EXERCISE DIRECTIONS |
Report only how many lines hold the word "Interrupteur".

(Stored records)
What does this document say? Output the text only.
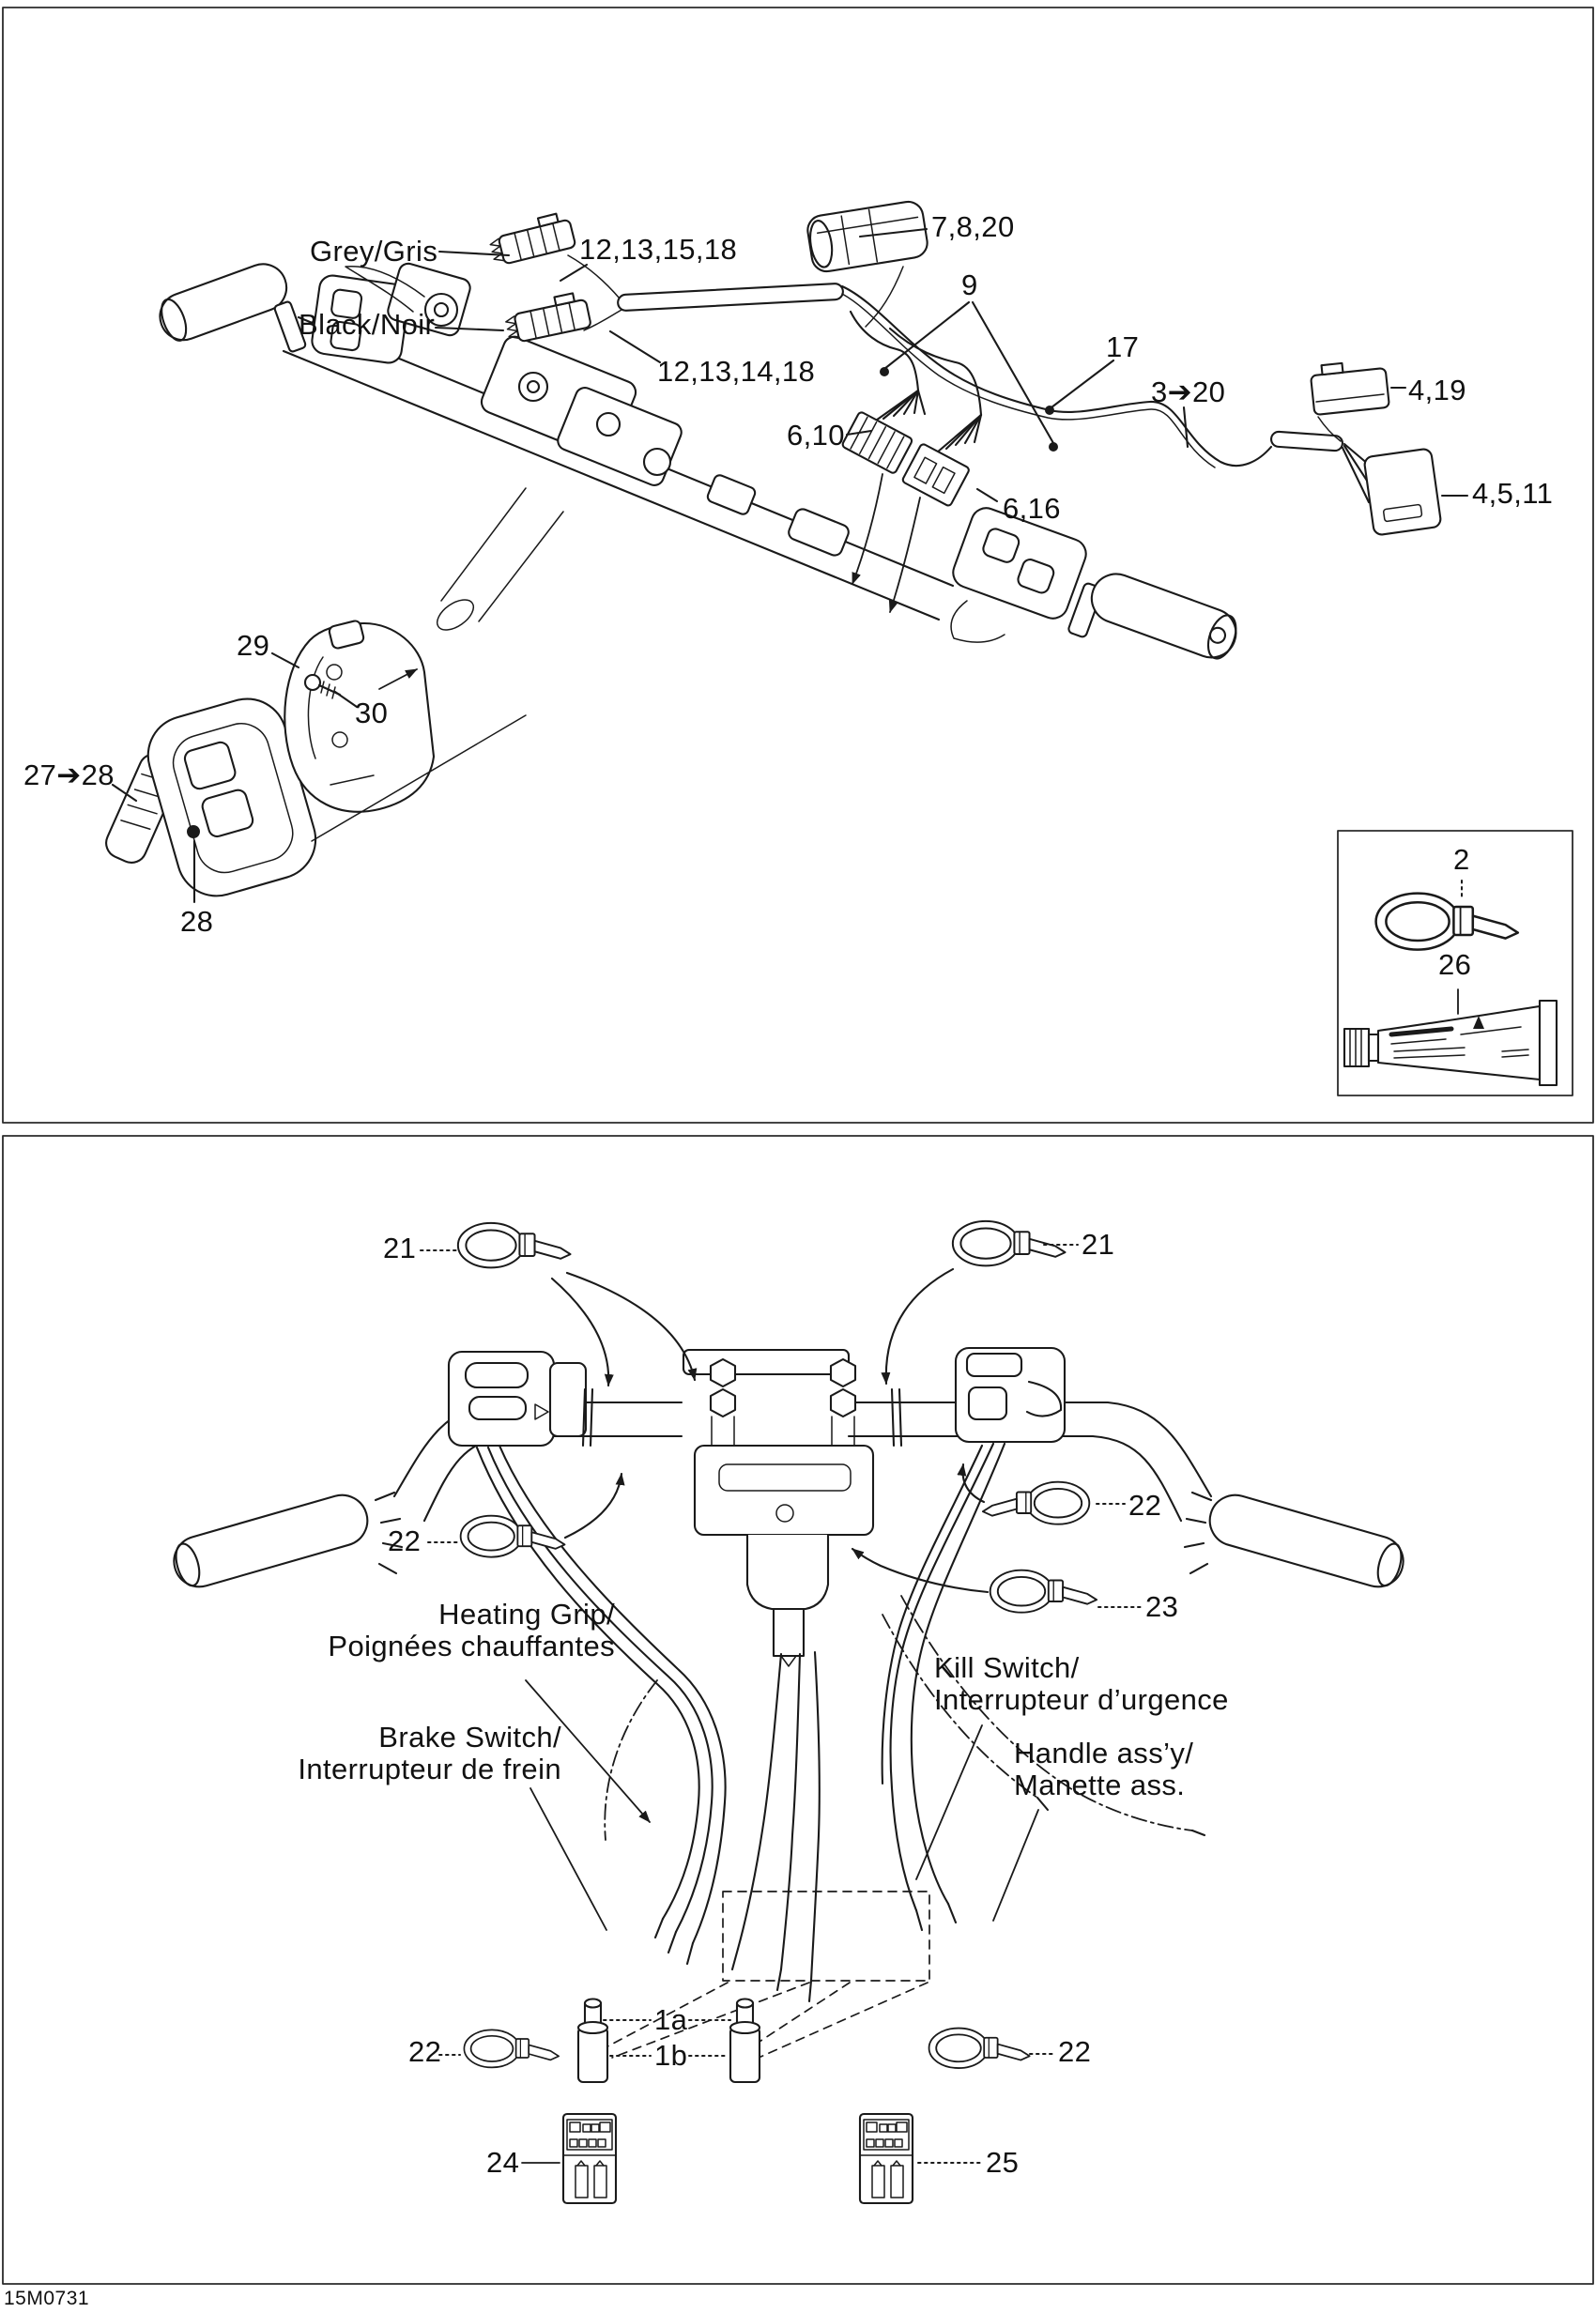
Grey/Gris	12,13,15,18
Black/Noir
12,13,14,18
7,8,20
9
17
3➔20	4,19
4,5,11
6,10
6,16
29
30
27➔28
28
2
26
21	21
22
22
23
Heating Grip/
Poignées chauffantes
Kill Switch/
Interrupteur d’urgence
Brake Switch/
Interrupteur de frein	Handle ass’y/
Manette ass.
22
1a
1b	22
24	25
15M0731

THE RESPONSE |
2